Work instructions:
Pick out each line below containing "médio".

>> start

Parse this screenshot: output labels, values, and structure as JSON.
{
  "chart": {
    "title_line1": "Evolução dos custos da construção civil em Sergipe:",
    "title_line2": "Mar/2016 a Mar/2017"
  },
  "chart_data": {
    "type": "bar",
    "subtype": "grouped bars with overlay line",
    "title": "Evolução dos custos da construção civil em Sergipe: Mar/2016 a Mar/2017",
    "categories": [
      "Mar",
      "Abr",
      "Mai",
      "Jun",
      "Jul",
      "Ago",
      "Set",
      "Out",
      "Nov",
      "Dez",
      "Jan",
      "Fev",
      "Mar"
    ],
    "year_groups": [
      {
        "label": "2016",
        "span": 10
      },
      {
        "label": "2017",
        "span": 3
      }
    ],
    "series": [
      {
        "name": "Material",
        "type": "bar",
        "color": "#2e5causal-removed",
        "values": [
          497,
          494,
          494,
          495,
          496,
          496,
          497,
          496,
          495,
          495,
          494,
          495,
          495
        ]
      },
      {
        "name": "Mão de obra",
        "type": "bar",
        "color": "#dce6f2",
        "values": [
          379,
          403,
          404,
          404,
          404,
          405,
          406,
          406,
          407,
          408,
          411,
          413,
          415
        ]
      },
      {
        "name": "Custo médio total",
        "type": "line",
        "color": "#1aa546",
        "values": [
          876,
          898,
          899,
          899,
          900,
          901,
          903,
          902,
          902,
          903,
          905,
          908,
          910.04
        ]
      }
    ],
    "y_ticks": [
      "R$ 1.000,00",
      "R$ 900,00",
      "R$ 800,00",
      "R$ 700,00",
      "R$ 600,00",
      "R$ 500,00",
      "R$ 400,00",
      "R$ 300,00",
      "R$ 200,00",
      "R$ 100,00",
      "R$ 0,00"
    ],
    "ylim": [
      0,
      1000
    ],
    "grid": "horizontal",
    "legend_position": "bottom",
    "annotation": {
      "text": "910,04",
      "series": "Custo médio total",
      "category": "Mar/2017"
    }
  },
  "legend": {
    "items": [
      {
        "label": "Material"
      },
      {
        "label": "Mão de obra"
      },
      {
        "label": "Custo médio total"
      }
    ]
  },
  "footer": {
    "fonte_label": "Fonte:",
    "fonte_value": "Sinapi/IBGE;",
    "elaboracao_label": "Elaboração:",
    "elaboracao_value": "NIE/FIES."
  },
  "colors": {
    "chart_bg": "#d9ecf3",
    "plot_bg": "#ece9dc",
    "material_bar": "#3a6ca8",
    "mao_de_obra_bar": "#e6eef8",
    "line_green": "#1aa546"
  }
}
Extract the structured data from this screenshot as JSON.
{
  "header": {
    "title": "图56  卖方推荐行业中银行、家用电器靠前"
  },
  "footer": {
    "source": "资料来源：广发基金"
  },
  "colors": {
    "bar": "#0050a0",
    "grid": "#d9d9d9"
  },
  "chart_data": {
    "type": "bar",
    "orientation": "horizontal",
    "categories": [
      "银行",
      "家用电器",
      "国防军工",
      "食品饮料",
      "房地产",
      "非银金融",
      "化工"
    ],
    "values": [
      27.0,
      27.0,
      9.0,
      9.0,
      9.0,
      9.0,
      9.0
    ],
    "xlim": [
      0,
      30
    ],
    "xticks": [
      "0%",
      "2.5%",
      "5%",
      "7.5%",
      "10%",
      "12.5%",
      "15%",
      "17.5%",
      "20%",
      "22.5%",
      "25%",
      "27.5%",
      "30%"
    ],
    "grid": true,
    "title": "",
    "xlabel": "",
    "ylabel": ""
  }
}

>> end

Exercise response:
        "name": "Custo médio total",
      "series": "Custo médio total",
        "label": "Custo médio total"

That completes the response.